─── Exercise inputs

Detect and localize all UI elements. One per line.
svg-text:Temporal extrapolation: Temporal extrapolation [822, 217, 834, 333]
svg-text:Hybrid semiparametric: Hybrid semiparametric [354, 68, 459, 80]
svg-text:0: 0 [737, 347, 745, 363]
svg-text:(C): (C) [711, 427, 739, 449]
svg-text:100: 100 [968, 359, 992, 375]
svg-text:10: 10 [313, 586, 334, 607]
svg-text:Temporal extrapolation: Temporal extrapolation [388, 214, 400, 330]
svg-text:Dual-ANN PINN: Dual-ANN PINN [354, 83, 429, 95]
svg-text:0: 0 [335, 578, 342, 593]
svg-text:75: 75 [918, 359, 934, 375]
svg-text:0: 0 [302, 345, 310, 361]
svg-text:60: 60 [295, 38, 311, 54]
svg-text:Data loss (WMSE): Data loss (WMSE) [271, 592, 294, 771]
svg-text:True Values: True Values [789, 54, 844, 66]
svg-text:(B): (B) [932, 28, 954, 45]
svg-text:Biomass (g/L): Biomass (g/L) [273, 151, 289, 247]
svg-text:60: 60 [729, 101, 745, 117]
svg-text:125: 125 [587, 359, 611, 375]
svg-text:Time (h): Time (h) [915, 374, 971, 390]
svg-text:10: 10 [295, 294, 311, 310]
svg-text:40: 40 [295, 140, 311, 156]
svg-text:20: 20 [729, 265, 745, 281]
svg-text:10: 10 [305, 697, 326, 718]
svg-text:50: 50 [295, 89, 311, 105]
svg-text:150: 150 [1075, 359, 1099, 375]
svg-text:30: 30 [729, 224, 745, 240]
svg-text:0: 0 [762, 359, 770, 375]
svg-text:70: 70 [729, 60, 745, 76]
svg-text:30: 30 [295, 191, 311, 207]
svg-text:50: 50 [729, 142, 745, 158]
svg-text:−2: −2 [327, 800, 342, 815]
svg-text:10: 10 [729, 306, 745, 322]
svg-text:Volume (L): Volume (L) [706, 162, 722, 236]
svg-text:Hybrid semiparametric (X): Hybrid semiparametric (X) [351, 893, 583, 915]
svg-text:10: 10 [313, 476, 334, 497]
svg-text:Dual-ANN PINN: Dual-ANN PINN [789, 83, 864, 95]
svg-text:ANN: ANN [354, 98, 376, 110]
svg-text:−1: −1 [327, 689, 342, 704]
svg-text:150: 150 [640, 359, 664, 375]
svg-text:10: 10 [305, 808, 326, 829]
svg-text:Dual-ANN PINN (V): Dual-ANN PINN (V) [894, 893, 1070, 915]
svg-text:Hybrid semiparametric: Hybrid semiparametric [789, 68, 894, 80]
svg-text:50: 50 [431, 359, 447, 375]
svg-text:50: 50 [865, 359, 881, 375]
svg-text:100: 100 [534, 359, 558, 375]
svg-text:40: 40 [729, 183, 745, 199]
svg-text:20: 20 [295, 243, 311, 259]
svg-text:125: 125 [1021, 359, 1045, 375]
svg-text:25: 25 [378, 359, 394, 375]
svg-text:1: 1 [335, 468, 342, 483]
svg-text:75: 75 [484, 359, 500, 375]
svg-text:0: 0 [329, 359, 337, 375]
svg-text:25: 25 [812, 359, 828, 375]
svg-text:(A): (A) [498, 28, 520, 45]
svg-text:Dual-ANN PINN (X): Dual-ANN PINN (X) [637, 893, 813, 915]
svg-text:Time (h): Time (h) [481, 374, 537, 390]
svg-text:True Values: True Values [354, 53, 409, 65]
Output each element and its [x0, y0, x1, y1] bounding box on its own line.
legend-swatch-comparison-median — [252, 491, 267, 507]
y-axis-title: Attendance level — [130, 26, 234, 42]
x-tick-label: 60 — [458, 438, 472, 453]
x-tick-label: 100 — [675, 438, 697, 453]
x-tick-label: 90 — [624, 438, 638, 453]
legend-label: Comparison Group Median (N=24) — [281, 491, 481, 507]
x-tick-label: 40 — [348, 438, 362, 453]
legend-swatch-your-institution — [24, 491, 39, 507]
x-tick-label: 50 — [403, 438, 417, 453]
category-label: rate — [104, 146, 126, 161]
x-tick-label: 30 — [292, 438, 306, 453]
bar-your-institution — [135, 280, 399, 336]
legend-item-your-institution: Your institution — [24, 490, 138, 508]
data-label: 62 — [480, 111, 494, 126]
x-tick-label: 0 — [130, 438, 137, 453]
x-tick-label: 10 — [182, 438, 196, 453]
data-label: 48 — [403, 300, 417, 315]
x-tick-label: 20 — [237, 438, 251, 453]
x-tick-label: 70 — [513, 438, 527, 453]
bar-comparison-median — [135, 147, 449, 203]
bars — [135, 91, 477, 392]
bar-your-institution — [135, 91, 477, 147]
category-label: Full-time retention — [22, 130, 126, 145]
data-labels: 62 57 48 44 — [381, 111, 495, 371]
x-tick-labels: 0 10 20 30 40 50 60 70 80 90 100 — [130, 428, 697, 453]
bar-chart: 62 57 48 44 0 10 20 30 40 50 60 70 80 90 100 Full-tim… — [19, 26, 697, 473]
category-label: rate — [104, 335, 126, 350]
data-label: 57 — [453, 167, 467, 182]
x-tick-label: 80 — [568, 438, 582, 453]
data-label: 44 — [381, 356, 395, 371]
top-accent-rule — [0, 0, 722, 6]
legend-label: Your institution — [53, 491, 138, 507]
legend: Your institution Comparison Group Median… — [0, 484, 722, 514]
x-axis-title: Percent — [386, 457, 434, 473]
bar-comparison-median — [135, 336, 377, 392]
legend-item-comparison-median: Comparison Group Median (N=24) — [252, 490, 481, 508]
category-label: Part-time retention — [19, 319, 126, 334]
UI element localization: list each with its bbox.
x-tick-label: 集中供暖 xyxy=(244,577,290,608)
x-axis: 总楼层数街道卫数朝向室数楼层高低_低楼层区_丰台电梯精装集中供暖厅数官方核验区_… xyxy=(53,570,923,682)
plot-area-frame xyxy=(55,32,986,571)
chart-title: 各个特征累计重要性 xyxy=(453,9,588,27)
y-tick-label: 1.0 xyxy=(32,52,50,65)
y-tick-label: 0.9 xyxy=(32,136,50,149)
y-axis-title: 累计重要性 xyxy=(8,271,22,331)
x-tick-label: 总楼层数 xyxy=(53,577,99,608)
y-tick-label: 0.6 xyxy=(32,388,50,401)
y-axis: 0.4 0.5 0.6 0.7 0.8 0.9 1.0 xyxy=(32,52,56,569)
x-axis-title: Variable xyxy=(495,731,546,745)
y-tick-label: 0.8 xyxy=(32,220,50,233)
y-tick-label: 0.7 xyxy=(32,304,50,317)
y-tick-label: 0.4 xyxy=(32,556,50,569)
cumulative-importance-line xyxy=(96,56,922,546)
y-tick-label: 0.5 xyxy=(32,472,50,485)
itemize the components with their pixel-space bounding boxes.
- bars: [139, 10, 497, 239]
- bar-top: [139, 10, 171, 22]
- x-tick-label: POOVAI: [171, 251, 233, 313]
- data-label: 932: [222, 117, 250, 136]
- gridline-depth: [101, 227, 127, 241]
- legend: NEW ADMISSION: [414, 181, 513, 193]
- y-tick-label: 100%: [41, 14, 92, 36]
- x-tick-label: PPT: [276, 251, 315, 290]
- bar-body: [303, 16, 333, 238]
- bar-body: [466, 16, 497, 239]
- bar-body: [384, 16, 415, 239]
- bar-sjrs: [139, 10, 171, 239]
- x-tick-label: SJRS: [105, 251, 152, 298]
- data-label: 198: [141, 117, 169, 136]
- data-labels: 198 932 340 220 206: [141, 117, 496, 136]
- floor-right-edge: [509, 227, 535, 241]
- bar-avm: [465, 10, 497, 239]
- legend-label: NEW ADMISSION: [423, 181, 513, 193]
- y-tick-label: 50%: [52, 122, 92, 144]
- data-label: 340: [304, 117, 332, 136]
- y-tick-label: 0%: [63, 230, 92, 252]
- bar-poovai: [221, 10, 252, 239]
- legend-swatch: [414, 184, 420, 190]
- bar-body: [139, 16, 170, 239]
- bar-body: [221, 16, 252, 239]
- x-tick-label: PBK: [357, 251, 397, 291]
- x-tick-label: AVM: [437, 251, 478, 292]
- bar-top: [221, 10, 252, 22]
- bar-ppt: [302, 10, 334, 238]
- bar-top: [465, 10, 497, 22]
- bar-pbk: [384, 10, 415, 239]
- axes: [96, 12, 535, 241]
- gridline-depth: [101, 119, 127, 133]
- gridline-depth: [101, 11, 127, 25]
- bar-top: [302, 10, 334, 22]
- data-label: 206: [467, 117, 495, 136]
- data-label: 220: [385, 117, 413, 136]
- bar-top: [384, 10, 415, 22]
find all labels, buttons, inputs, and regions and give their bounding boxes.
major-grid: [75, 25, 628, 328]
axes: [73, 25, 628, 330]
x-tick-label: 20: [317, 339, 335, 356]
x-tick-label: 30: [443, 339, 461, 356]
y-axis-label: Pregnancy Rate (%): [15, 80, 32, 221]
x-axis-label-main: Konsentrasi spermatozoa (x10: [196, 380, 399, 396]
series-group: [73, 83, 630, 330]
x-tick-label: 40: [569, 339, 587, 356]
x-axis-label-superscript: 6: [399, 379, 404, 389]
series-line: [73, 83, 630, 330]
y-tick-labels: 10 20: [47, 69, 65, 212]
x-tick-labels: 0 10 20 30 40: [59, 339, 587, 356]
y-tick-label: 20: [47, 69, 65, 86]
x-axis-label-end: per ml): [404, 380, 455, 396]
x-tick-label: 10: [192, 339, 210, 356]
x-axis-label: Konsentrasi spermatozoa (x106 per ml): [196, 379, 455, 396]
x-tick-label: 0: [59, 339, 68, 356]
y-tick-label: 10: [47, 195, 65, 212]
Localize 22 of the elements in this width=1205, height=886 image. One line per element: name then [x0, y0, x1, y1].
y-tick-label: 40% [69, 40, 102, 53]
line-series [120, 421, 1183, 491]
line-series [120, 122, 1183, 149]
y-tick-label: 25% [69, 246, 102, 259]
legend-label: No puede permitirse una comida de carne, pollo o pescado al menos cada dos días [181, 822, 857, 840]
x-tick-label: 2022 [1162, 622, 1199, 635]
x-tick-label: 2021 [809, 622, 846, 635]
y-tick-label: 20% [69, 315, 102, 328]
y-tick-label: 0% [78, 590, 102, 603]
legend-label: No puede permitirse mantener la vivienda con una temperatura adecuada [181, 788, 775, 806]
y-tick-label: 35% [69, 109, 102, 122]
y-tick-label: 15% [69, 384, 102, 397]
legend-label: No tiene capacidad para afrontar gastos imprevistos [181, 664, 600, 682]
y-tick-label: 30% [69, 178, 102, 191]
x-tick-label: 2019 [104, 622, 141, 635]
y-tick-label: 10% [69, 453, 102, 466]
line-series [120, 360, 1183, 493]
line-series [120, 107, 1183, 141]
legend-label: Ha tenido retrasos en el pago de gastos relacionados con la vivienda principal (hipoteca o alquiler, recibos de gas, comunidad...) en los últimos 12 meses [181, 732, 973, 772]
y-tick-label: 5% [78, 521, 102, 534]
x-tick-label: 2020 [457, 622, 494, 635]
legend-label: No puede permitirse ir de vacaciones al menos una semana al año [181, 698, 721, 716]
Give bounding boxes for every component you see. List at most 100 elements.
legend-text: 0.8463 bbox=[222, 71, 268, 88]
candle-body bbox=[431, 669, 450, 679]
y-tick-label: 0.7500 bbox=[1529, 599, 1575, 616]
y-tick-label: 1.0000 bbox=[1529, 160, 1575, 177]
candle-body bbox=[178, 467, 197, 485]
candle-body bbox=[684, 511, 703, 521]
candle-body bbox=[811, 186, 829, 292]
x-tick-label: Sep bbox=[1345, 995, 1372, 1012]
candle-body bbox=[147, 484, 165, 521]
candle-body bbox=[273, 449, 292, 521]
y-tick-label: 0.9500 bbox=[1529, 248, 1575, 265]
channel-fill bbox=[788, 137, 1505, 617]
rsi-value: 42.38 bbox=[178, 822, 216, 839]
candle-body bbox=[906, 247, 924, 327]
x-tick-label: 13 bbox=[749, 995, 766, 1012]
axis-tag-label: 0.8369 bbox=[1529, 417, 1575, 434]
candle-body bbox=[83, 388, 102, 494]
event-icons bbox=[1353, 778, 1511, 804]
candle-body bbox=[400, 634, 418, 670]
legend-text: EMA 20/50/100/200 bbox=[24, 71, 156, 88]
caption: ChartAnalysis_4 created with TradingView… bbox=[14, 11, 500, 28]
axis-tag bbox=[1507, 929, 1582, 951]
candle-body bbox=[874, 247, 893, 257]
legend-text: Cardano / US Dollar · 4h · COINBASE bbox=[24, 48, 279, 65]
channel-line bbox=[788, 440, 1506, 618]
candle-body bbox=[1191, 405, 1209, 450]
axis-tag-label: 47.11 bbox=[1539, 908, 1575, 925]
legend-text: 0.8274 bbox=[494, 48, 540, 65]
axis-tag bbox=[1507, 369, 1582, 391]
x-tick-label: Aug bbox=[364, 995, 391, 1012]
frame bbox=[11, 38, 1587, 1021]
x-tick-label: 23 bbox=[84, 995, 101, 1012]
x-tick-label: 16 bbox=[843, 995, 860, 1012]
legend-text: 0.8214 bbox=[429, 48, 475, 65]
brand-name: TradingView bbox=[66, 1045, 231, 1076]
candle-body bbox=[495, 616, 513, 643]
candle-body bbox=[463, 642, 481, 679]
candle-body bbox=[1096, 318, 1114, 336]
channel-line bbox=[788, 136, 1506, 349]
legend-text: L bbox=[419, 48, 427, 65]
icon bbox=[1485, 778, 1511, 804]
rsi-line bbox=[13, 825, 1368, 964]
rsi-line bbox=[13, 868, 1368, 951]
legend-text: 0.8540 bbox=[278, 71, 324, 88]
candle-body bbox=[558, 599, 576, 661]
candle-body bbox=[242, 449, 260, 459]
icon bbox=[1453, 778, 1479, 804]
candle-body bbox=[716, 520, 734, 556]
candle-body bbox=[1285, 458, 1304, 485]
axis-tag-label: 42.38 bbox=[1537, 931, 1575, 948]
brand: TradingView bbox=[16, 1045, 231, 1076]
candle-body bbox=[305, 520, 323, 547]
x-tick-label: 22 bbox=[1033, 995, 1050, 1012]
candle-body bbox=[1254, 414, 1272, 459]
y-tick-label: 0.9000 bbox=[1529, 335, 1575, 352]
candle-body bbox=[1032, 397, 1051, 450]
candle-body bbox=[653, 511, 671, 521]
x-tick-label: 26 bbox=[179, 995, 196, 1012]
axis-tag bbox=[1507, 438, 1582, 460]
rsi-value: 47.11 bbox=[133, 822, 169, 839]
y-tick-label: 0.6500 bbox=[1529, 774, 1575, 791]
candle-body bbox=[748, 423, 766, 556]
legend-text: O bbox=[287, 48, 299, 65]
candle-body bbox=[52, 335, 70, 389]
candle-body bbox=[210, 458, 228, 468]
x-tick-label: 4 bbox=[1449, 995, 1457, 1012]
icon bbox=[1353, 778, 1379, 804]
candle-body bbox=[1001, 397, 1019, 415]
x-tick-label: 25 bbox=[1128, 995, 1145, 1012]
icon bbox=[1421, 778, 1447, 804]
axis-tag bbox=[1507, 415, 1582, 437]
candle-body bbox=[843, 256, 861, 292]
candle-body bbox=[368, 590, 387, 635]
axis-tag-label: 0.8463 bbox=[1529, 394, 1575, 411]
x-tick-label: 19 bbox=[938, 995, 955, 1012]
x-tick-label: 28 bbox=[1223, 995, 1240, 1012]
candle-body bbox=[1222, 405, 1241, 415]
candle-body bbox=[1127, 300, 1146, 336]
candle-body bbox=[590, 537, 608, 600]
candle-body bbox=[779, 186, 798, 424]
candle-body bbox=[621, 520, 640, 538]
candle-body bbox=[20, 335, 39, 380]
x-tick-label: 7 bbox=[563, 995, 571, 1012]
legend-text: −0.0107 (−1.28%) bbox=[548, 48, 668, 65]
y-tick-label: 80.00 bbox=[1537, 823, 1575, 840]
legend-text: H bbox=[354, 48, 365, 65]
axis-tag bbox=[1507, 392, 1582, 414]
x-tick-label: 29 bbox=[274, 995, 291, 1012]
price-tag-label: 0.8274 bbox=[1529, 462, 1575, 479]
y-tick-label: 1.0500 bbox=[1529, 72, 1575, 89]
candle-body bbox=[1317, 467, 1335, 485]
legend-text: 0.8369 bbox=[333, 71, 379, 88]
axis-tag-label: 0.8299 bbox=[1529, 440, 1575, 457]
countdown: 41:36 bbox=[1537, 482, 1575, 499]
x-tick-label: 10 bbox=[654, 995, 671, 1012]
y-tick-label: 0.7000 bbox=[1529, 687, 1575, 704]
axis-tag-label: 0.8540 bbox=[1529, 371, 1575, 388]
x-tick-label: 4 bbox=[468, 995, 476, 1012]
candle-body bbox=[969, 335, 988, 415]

──────

◆ Task brief ◆
Rewrite the rows from the first one through the line with "svg-text:True Values: True Values [789, 54, 844, 66]", changing "Temporal extrapolation" to "Time extrapolation" and leaving everything else as it is. Return only those rows.

◆ Solution ◆
Detect and localize all UI elements. One per line.
svg-text:Time extrapolation: Time extrapolation [822, 217, 834, 333]
svg-text:Hybrid semiparametric: Hybrid semiparametric [354, 68, 459, 80]
svg-text:0: 0 [737, 347, 745, 363]
svg-text:(C): (C) [711, 427, 739, 449]
svg-text:100: 100 [968, 359, 992, 375]
svg-text:10: 10 [313, 586, 334, 607]
svg-text:Time extrapolation: Time extrapolation [388, 214, 400, 330]
svg-text:Dual-ANN PINN: Dual-ANN PINN [354, 83, 429, 95]
svg-text:0: 0 [335, 578, 342, 593]
svg-text:75: 75 [918, 359, 934, 375]
svg-text:0: 0 [302, 345, 310, 361]
svg-text:60: 60 [295, 38, 311, 54]
svg-text:Data loss (WMSE): Data loss (WMSE) [271, 592, 294, 771]
svg-text:True Values: True Values [789, 54, 844, 66]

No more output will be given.